START

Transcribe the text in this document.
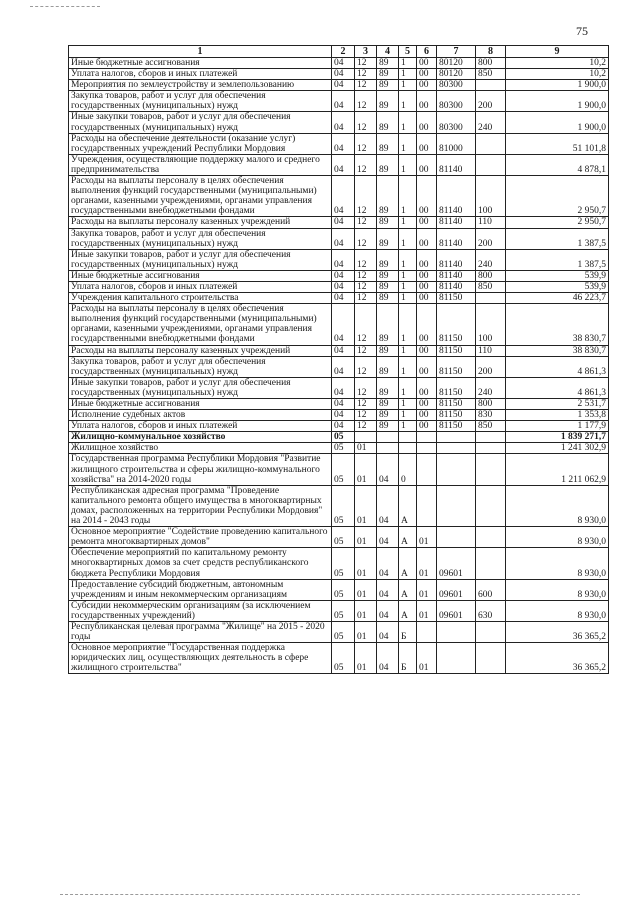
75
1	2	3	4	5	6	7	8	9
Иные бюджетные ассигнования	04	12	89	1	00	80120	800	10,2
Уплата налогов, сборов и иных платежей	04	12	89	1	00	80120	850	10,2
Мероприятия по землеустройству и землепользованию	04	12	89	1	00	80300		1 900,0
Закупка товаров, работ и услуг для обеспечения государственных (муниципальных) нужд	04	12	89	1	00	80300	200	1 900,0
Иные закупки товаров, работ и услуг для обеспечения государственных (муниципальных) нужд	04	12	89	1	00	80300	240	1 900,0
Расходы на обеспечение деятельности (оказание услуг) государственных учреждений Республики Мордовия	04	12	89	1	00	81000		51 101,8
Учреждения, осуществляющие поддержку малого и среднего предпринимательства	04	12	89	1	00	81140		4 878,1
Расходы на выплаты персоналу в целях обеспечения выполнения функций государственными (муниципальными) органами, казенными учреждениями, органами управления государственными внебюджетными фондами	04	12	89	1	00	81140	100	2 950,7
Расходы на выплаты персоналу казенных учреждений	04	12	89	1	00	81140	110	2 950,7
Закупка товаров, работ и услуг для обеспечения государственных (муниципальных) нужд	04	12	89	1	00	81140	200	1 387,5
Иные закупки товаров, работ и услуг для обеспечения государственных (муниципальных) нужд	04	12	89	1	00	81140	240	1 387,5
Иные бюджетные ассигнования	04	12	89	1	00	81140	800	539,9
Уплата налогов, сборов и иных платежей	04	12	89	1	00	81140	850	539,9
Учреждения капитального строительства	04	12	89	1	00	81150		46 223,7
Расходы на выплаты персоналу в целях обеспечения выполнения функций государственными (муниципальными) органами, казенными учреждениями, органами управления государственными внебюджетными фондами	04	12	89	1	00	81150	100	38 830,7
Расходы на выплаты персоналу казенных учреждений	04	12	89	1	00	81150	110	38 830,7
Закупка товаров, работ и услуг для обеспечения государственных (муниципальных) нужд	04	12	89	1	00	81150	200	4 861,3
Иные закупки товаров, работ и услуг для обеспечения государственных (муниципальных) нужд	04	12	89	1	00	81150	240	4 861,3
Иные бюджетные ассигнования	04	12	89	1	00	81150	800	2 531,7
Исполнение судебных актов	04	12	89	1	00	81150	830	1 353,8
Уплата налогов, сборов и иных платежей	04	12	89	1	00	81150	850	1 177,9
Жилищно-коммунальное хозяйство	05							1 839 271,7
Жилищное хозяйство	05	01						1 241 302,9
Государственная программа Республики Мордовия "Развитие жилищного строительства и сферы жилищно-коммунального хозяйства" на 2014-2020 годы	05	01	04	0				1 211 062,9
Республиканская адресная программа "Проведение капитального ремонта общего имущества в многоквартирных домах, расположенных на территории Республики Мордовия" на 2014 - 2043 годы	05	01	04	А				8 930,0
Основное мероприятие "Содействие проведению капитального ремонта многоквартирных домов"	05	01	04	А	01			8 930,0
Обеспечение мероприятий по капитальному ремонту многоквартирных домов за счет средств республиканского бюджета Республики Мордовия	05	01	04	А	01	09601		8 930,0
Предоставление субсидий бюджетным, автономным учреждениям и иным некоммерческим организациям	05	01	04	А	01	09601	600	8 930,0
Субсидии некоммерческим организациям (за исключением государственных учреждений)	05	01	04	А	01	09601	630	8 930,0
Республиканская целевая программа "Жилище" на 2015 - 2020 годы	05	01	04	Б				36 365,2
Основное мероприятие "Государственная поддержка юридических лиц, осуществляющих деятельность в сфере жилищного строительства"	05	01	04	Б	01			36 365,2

END

Task. Gather up the lines that contain the word "Государственная".

Task solution.
Государственная программа Республики Мордовия "Развитие жилищного строительства и сферы жилищно-коммунального хозяйства" на 2014-2020 годы	05	01	04	0				1 211 062,9
Основное мероприятие "Государственная поддержка юридических лиц, осуществляющих деятельность в сфере жилищного строительства"	05	01	04	Б	01			36 365,2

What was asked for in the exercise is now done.